= Requirement =
Read through the entries below and return each line with the word "노출도전부를".

= Material provided =
****************
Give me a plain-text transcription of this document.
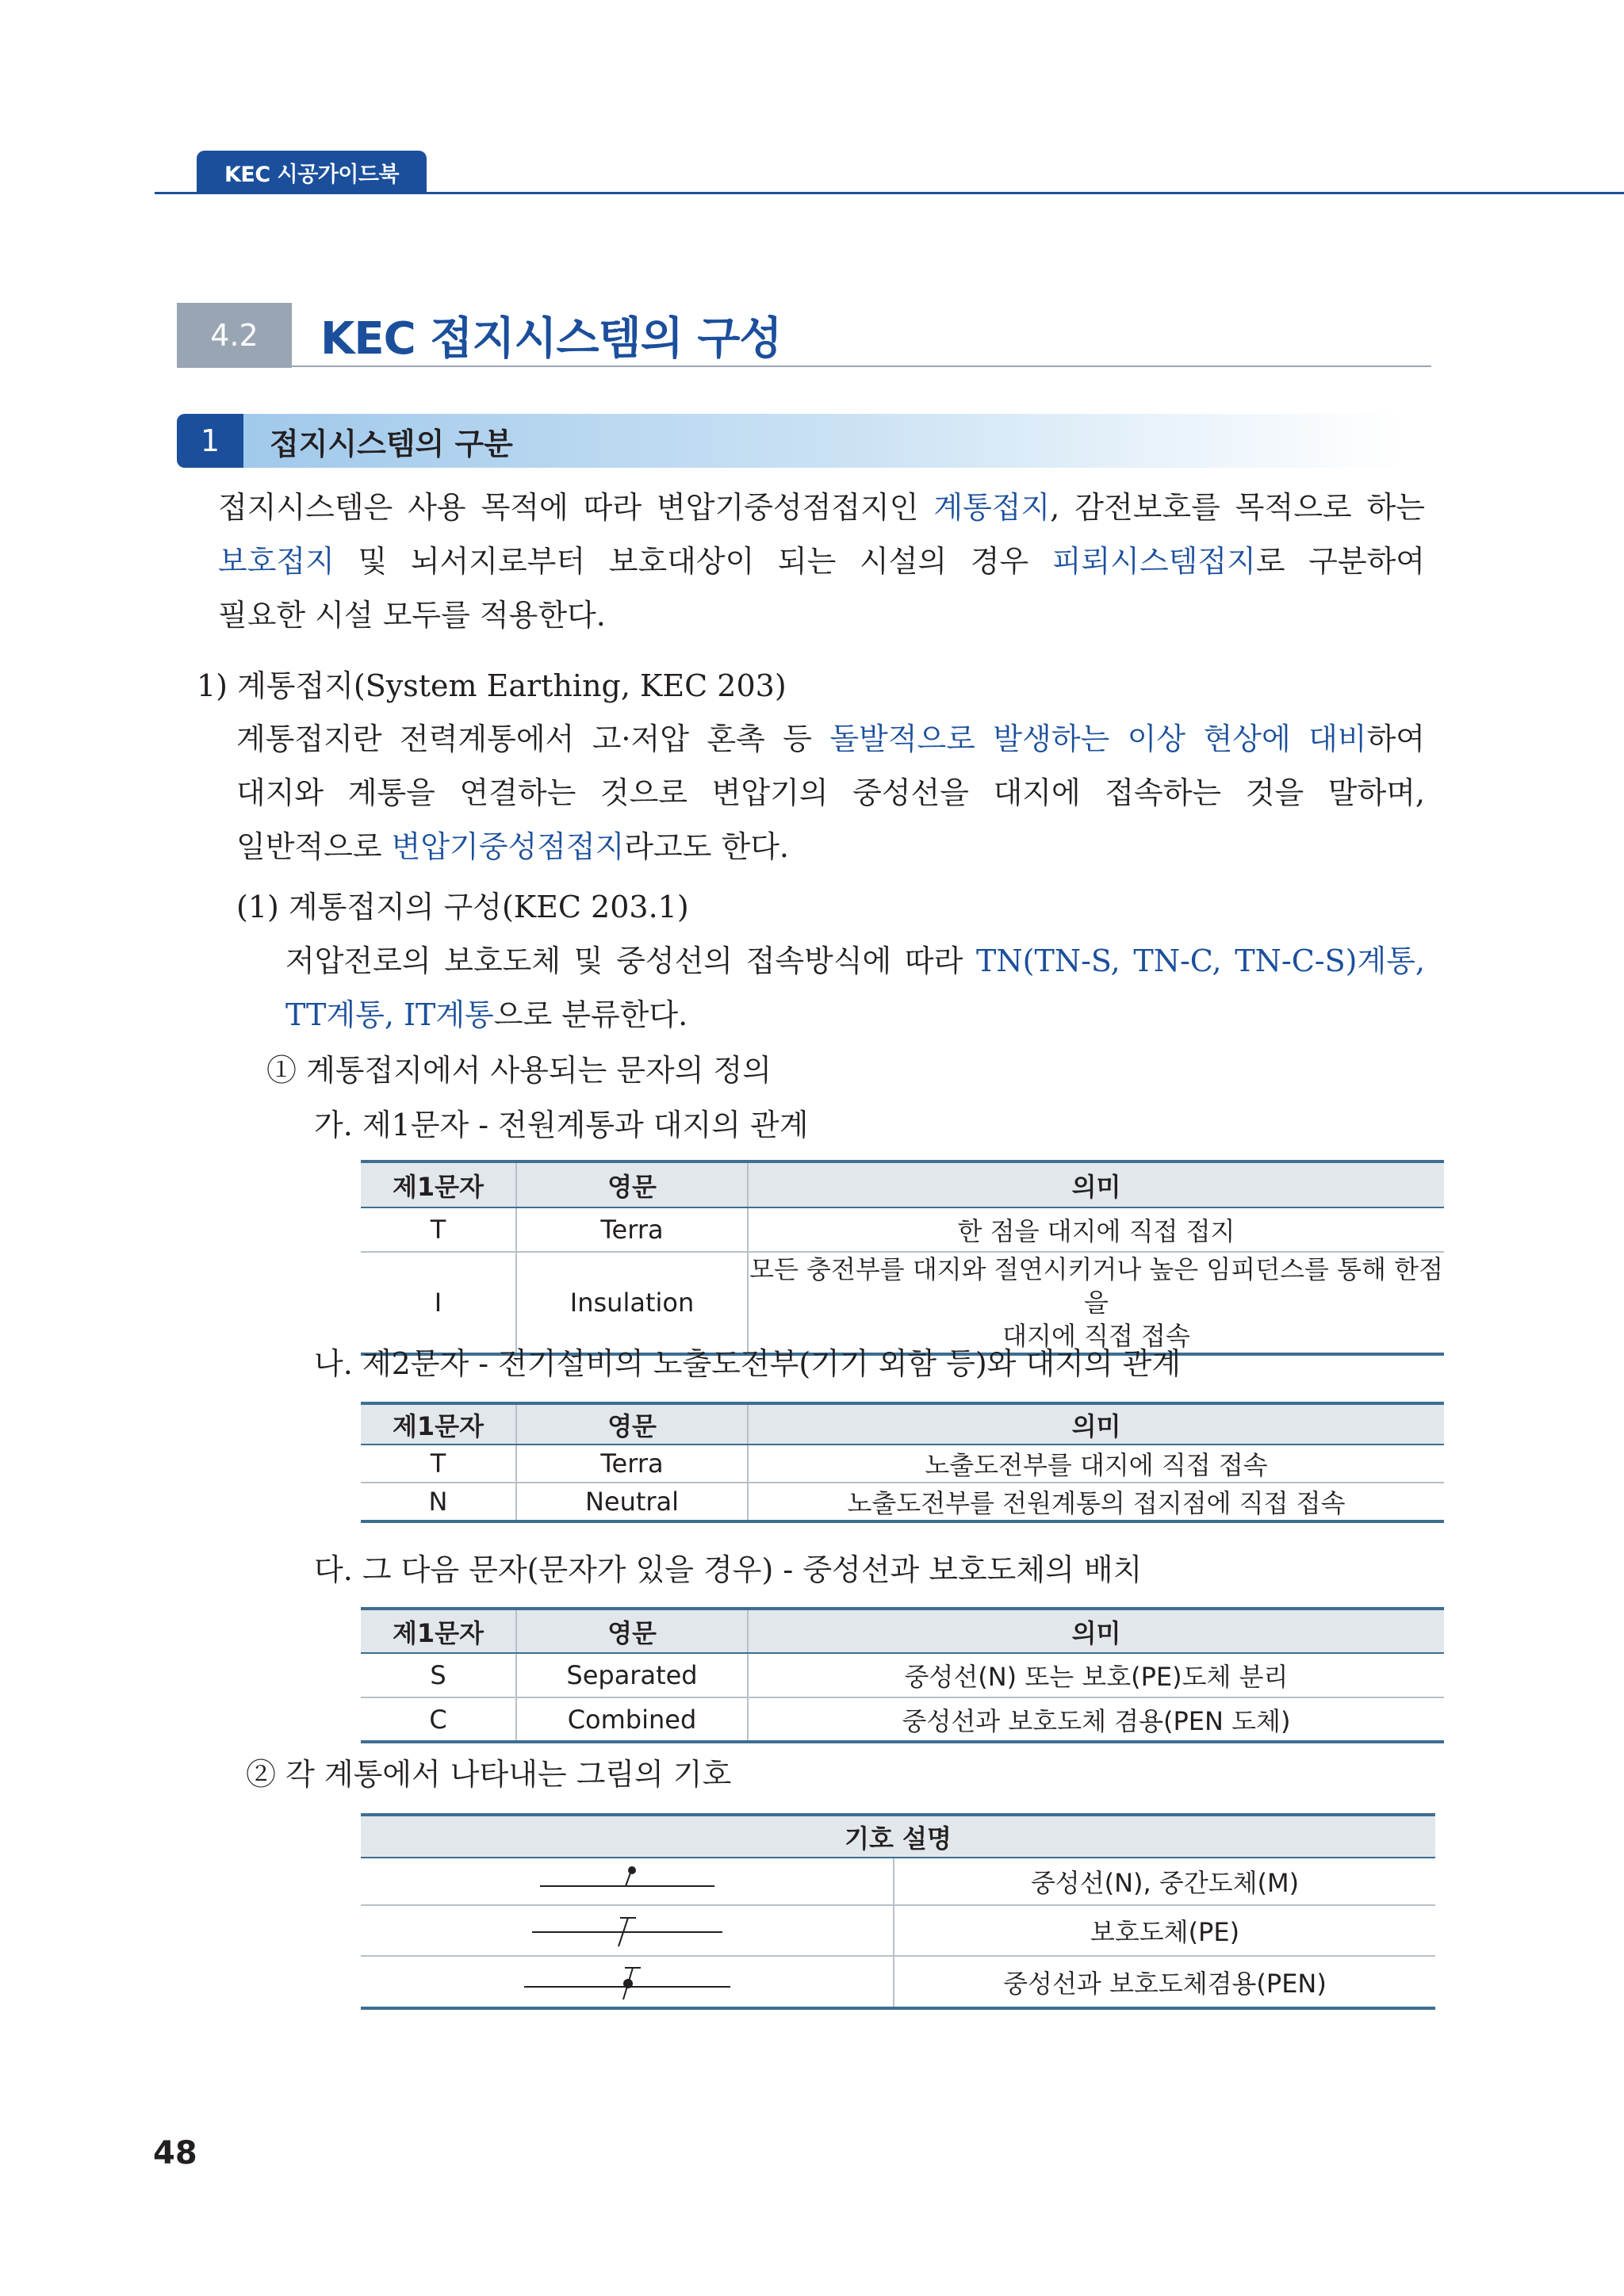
KEC 시공가이드북
4.2	KEC 접지시스템의 구성
1	접지시스템의 구분
접지시스템은 사용 목적에 따라 변압기중성점접지인 계통접지, 감전보호를 목적으로 하는
보호접지 및 뇌서지로부터 보호대상이 되는 시설의 경우 피뢰시스템접지로 구분하여
필요한 시설 모두를 적용한다.
1) 계통접지(System Earthing, KEC 203)
계통접지란 전력계통에서 고·저압 혼촉 등 돌발적으로 발생하는 이상 현상에 대비하여
대지와 계통을 연결하는 것으로 변압기의 중성선을 대지에 접속하는 것을 말하며,
일반적으로 변압기중성점접지라고도 한다.
(1) 계통접지의 구성(KEC 203.1)
저압전로의 보호도체 및 중성선의 접속방식에 따라 TN(TN-S, TN-C, TN-C-S)계통,
TT계통, IT계통으로 분류한다.
① 계통접지에서 사용되는 문자의 정의
가. 제1문자 - 전원계통과 대지의 관계
제1문자	영문	의미
T	Terra	한 점을 대지에 직접 접지
I	Insulation	모든 충전부를 대지와 절연시키거나 높은 임피던스를 통해 한점을
대지에 직접 접속
나. 제2문자 - 전기설비의 노출도전부(기기 외함 등)와 대지의 관계
제1문자	영문	의미
T	Terra	노출도전부를 대지에 직접 접속
N	Neutral	노출도전부를 전원계통의 접지점에 직접 접속
다. 그 다음 문자(문자가 있을 경우) - 중성선과 보호도체의 배치
제1문자	영문	의미
S	Separated	중성선(N) 또는 보호(PE)도체 분리
C	Combined	중성선과 보호도체 겸용(PEN 도체)
② 각 계통에서 나타내는 그림의 기호
기호 설명	

	중성선(N), 중간도체(M)

	보호도체(PE)

	중성선과 보호도체겸용(PEN)
48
****************
= Answer =
T	Terra	노출도전부를 대지에 직접 접속
N	Neutral	노출도전부를 전원계통의 접지점에 직접 접속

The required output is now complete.